─── Extracted data

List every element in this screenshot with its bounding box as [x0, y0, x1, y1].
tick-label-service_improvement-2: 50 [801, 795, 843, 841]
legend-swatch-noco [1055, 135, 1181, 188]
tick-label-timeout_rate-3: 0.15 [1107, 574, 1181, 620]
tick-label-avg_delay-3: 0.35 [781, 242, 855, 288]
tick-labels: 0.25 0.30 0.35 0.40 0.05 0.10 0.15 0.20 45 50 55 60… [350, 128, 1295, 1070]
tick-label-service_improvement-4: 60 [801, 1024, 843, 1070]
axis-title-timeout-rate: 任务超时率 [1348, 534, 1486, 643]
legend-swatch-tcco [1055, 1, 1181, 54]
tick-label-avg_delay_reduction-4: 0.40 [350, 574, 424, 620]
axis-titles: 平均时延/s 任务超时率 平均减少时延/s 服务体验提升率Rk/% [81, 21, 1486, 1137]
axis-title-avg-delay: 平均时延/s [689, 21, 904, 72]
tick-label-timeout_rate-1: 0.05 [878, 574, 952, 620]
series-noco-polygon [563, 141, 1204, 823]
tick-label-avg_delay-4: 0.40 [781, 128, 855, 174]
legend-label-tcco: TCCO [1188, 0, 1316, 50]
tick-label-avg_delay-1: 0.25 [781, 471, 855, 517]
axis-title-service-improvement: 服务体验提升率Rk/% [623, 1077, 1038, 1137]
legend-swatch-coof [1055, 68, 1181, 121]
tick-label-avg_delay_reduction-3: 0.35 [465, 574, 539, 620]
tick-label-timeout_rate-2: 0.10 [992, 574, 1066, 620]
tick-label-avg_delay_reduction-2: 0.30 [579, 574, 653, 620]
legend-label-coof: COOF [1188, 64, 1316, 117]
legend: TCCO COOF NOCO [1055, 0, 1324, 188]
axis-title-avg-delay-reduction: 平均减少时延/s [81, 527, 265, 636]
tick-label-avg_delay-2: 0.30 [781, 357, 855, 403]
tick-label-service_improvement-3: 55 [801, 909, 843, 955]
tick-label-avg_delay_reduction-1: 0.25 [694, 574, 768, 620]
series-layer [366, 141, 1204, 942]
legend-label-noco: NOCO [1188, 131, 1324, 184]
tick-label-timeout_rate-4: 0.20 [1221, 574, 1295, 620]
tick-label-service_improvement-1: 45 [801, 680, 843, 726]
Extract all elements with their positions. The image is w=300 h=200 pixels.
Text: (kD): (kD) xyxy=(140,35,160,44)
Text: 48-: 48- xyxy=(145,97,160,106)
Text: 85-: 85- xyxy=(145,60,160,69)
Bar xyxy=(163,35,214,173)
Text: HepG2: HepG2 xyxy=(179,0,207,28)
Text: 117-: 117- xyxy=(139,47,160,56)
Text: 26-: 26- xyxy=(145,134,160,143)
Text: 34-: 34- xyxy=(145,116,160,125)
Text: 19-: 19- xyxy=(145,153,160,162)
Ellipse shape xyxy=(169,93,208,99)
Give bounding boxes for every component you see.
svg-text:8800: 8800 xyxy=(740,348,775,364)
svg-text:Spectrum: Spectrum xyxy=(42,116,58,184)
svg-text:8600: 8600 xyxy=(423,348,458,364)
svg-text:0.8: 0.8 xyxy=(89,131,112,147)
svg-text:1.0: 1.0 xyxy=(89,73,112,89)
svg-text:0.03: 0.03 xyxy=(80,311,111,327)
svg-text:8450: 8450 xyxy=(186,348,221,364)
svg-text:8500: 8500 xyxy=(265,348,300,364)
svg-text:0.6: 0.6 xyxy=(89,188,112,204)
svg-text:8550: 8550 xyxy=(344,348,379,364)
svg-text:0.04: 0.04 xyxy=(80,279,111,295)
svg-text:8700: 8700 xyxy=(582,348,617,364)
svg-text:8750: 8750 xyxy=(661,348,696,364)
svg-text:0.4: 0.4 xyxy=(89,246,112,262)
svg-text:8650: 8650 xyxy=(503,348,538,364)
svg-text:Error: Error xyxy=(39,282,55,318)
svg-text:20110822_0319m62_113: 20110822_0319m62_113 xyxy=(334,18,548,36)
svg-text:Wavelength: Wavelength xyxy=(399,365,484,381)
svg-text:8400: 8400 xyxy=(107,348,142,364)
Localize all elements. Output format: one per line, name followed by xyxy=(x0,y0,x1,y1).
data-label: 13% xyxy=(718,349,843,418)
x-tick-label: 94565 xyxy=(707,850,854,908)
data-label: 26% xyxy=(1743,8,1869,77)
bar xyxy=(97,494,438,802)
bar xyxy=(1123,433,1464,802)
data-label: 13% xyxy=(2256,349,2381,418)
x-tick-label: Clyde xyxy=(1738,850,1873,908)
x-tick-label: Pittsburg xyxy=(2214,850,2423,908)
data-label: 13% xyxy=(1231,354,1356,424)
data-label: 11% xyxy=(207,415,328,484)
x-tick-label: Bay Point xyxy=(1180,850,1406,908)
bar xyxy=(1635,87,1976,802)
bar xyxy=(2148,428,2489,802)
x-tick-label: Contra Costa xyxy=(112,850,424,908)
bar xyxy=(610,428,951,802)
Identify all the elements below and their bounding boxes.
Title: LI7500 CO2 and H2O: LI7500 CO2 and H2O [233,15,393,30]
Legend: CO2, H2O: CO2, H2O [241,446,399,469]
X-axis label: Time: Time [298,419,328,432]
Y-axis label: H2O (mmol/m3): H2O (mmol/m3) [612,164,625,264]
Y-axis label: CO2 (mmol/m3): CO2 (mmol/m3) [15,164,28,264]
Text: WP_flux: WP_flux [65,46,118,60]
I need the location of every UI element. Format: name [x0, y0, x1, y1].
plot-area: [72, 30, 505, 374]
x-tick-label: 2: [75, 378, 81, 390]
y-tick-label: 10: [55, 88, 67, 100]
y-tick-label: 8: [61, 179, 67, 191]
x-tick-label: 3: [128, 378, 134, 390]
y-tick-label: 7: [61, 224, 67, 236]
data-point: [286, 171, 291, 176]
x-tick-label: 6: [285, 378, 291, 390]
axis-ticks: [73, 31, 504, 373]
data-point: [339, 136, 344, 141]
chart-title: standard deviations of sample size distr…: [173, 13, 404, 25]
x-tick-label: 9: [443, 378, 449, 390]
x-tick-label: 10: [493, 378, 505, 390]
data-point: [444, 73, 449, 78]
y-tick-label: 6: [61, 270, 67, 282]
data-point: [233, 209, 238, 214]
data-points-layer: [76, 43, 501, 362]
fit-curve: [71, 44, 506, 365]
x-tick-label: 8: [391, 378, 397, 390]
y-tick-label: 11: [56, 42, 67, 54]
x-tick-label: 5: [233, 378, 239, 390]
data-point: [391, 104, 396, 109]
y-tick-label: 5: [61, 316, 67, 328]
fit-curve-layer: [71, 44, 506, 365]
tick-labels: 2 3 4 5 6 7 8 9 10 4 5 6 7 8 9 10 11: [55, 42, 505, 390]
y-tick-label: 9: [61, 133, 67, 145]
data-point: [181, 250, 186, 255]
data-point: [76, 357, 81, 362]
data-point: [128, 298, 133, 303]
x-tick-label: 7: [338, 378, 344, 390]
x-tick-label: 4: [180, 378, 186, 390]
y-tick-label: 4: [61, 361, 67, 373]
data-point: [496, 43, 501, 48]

──────

» **What you need to do**
Convert all the lines above into a JSON list of strings, with one string per line and blank lines left out.

» **Worked answer**
[
  "List every element in this screenshot with its bounding box as [x0, y0, x1, y1].",
  "tick-label-service_improvement-2: 50 [801, 795, 843, 841]",
  "legend-swatch-noco [1055, 135, 1181, 188]",
  "tick-label-timeout_rate-3: 0.15 [1107, 574, 1181, 620]",
  "tick-label-avg_delay-3: 0.35 [781, 242, 855, 288]",
  "tick-labels: 0.25 0.30 0.35 0.40 0.05 0.10 0.15 0.20 45 50 55 60… [350, 128, 1295, 1070]",
  "tick-label-service_improvement-4: 60 [801, 1024, 843, 1070]",
  "axis-title-timeout-rate: 任务超时率 [1348, 534, 1486, 643]",
  "legend-swatch-tcco [1055, 1, 1181, 54]",
  "tick-label-avg_delay_reduction-4: 0.40 [350, 574, 424, 620]",
  "axis-titles: 平均时延/s 任务超时率 平均减少时延/s 服务体验提升率Rk/% [81, 21, 1486, 1137]",
  "axis-title-avg-delay: 平均时延/s [689, 21, 904, 72]",
  "tick-label-timeout_rate-1: 0.05 [878, 574, 952, 620]",
  "series-noco-polygon [563, 141, 1204, 823]",
  "tick-label-avg_delay-4: 0.40 [781, 128, 855, 174]",
  "legend-label-tcco: TCCO [1188, 0, 1316, 50]",
  "tick-label-avg_delay-1: 0.25 [781, 471, 855, 517]",
  "axis-title-service-improvement: 服务体验提升率Rk/% [623, 1077, 1038, 1137]",
  "legend-swatch-coof [1055, 68, 1181, 121]",
  "tick-label-avg_delay_reduction-3: 0.35 [465, 574, 539, 620]",
  "tick-label-timeout_rate-2: 0.10 [992, 574, 1066, 620]",
  "tick-label-avg_delay_reduction-2: 0.30 [579, 574, 653, 620]",
  "legend-label-coof: COOF [1188, 64, 1316, 117]",
  "legend: TCCO COOF NOCO [1055, 0, 1324, 188]",
  "axis-title-avg-delay-reduction: 平均减少时延/s [81, 527, 265, 636]",
  "tick-label-avg_delay-2: 0.30 [781, 357, 855, 403]",
  "tick-label-service_improvement-3: 55 [801, 909, 843, 955]",
  "tick-label-avg_delay_reduction-1: 0.25 [694, 574, 768, 620]",
  "series-layer [366, 141, 1204, 942]",
  "legend-label-noco: NOCO [1188, 131, 1324, 184]",
  "tick-label-timeout_rate-4: 0.20 [1221, 574, 1295, 620]",
  "tick-label-service_improvement-1: 45 [801, 680, 843, 726]",
  "Extract all elements with their positions. The image is w=300 h=200 pixels.",
  "Text: (kD): (kD) xyxy=(140,35,160,44)",
  "Text: 48-: 48- xyxy=(145,97,160,106)",
  "Text: 85-: 85- xyxy=(145,60,160,69)",
  "Bar xyxy=(163,35,214,173)",
  "Text: HepG2: HepG2 xyxy=(179,0,207,28)",
  "Text: 117-: 117- xyxy=(139,47,160,56)",
  "Text: 26-: 26- xyxy=(145,134,160,143)",
  "Text: 34-: 34- xyxy=(145,116,160,125)",
  "Text: 19-: 19- xyxy=(145,153,160,162)",
  "Ellipse shape xyxy=(169,93,208,99)",
  "Give bounding boxes for every component you see.",
  "svg-text:8800: 8800 xyxy=(740,348,775,364)",
  "svg-text:Spectrum: Spectrum xyxy=(42,116,58,184)",
  "svg-text:8600: 8600 xyxy=(423,348,458,364)",
  "svg-text:0.8: 0.8 xyxy=(89,131,112,147)",
  "svg-text:1.0: 1.0 xyxy=(89,73,112,89)",
  "svg-text:0.03: 0.03 xyxy=(80,311,111,327)",
  "svg-text:8450: 8450 xyxy=(186,348,221,364)",
  "svg-text:8500: 8500 xyxy=(265,348,300,364)",
  "svg-text:0.6: 0.6 xyxy=(89,188,112,204)",
  "svg-text:8550: 8550 xyxy=(344,348,379,364)",
  "svg-text:0.04: 0.04 xyxy=(80,279,111,295)",
  "svg-text:8700: 8700 xyxy=(582,348,617,364)",
  "svg-text:8750: 8750 xyxy=(661,348,696,364)",
  "svg-text:0.4: 0.4 xyxy=(89,246,112,262)",
  "svg-text:8650: 8650 xyxy=(503,348,538,364)",
  "svg-text:Error: Error xyxy=(39,282,55,318)",
  "svg-text:20110822_0319m62_113: 20110822_0319m62_113 xyxy=(334,18,548,36)",
  "svg-text:Wavelength: Wavelength xyxy=(399,365,484,381)",
  "svg-text:8400: 8400 xyxy=(107,348,142,364)",
  "Localize all elements. Output format: one per line, name followed by xyxy=(x0,y0,x1,y1).",
  "data-label: 13% xyxy=(718,349,843,418)",
  "x-tick-label: 94565 xyxy=(707,850,854,908)",
  "data-label: 26% xyxy=(1743,8,1869,77)",
  "bar xyxy=(97,494,438,802)",
  "bar xyxy=(1123,433,1464,802)",
  "data-label: 13% xyxy=(2256,349,2381,418)",
  "x-tick-label: Clyde xyxy=(1738,850,1873,908)",
  "x-tick-label: Pittsburg xyxy=(2214,850,2423,908)",
  "data-label: 13% xyxy=(1231,354,1356,424)",
  "data-label: 11% xyxy=(207,415,328,484)",
  "x-tick-label: Bay Point xyxy=(1180,850,1406,908)",
  "bar xyxy=(1635,87,1976,802)",
  "bar xyxy=(2148,428,2489,802)",
  "x-tick-label: Contra Costa xyxy=(112,850,424,908)",
  "bar xyxy=(610,428,951,802)",
  "Identify all the elements below and their bounding boxes.",
  "Title: LI7500 CO2 and H2O: LI7500 CO2 and H2O [233,15,393,30]",
  "Legend: CO2, H2O: CO2, H2O [241,446,399,469]",
  "X-axis label: Time: Time [298,419,328,432]",
  "Y-axis label: H2O (mmol/m3): H2O (mmol/m3) [612,164,625,264]",
  "Y-axis label: CO2 (mmol/m3): CO2 (mmol/m3) [15,164,28,264]",
  "Text: WP_flux: WP_flux [65,46,118,60]",
  "I need the location of every UI element. Format: name [x0, y0, x1, y1].",
  "plot-area: [72, 30, 505, 374]",
  "x-tick-label: 2: [75, 378, 81, 390]",
  "y-tick-label: 10: [55, 88, 67, 100]",
  "y-tick-label: 8: [61, 179, 67, 191]",
  "x-tick-label: 3: [128, 378, 134, 390]",
  "y-tick-label: 7: [61, 224, 67, 236]",
  "data-point: [286, 171, 291, 176]",
  "x-tick-label: 6: [285, 378, 291, 390]",
  "axis-ticks: [73, 31, 504, 373]",
  "data-point: [339, 136, 344, 141]",
  "chart-title: standard deviations of sample size distr…: [173, 13, 404, 25]",
  "x-tick-label: 9: [443, 378, 449, 390]",
  "x-tick-label: 10: [493, 378, 505, 390]",
  "data-point: [444, 73, 449, 78]",
  "y-tick-label: 6: [61, 270, 67, 282]",
  "data-point: [233, 209, 238, 214]",
  "data-points-layer: [76, 43, 501, 362]",
  "fit-curve: [71, 44, 506, 365]",
  "x-tick-label: 8: [391, 378, 397, 390]",
  "y-tick-label: 11: [56, 42, 67, 54]",
  "x-tick-label: 5: [233, 378, 239, 390]",
  "data-point: [391, 104, 396, 109]",
  "y-tick-label: 5: [61, 316, 67, 328]",
  "fit-curve-layer: [71, 44, 506, 365]",
  "tick-labels: 2 3 4 5 6 7 8 9 10 4 5 6 7 8 9 10 11: [55, 42, 505, 390]",
  "y-tick-label: 9: [61, 133, 67, 145]",
  "data-point: [181, 250, 186, 255]",
  "data-point: [76, 357, 81, 362]",
  "data-point: [128, 298, 133, 303]",
  "x-tick-label: 7: [338, 378, 344, 390]",
  "x-tick-label: 4: [180, 378, 186, 390]",
  "y-tick-label: 4: [61, 361, 67, 373]",
  "data-point: [496, 43, 501, 48]"
]